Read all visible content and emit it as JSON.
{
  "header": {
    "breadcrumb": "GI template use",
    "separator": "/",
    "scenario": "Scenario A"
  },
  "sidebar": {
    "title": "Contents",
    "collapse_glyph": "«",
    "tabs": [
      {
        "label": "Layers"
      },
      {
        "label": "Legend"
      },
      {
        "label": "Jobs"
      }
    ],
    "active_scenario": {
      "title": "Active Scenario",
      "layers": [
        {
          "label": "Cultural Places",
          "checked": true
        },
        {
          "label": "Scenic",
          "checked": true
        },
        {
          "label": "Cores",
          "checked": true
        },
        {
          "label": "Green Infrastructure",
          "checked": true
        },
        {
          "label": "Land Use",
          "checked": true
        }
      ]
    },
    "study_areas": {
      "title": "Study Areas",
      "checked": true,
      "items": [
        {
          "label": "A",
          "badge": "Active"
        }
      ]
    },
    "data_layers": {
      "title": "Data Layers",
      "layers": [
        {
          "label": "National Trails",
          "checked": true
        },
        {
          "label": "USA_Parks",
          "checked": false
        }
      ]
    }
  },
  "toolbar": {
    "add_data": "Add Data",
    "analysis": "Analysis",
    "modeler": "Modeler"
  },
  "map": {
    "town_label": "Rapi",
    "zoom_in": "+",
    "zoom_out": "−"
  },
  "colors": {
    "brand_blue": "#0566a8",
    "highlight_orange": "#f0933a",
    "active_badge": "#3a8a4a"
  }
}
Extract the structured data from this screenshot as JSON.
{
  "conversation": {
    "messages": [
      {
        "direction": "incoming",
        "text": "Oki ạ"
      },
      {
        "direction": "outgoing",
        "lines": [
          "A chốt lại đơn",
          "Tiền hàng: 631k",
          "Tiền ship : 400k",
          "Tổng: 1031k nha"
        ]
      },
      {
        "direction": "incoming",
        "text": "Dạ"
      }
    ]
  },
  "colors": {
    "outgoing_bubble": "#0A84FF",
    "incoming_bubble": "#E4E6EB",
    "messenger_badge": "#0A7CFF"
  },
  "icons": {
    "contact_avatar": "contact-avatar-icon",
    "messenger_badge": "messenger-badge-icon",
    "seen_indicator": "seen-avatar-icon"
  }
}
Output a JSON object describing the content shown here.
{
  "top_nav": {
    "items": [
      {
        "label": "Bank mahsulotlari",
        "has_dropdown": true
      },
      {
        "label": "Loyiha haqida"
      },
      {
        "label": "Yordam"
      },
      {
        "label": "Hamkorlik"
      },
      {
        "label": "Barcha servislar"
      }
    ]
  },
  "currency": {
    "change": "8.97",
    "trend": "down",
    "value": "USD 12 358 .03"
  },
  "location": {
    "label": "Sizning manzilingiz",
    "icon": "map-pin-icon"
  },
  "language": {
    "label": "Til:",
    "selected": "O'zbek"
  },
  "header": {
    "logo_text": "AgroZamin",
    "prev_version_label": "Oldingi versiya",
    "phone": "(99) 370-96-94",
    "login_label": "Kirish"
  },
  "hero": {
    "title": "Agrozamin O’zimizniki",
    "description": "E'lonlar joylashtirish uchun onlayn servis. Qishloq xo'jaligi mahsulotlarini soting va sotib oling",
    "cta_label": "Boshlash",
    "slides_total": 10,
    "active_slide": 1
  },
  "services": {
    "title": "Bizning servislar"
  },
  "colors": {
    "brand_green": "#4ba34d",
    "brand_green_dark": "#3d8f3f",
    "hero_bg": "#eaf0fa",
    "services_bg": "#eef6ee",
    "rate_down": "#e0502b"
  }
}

#####

▸ **TASK GOAL**: Select the lines from the entries that include the word "JSON".

▸ **FINISHED EXERCISE**:
Read all visible content and emit it as JSON.
Extract the structured data from this screenshot as JSON.
Output a JSON object describing the content shown here.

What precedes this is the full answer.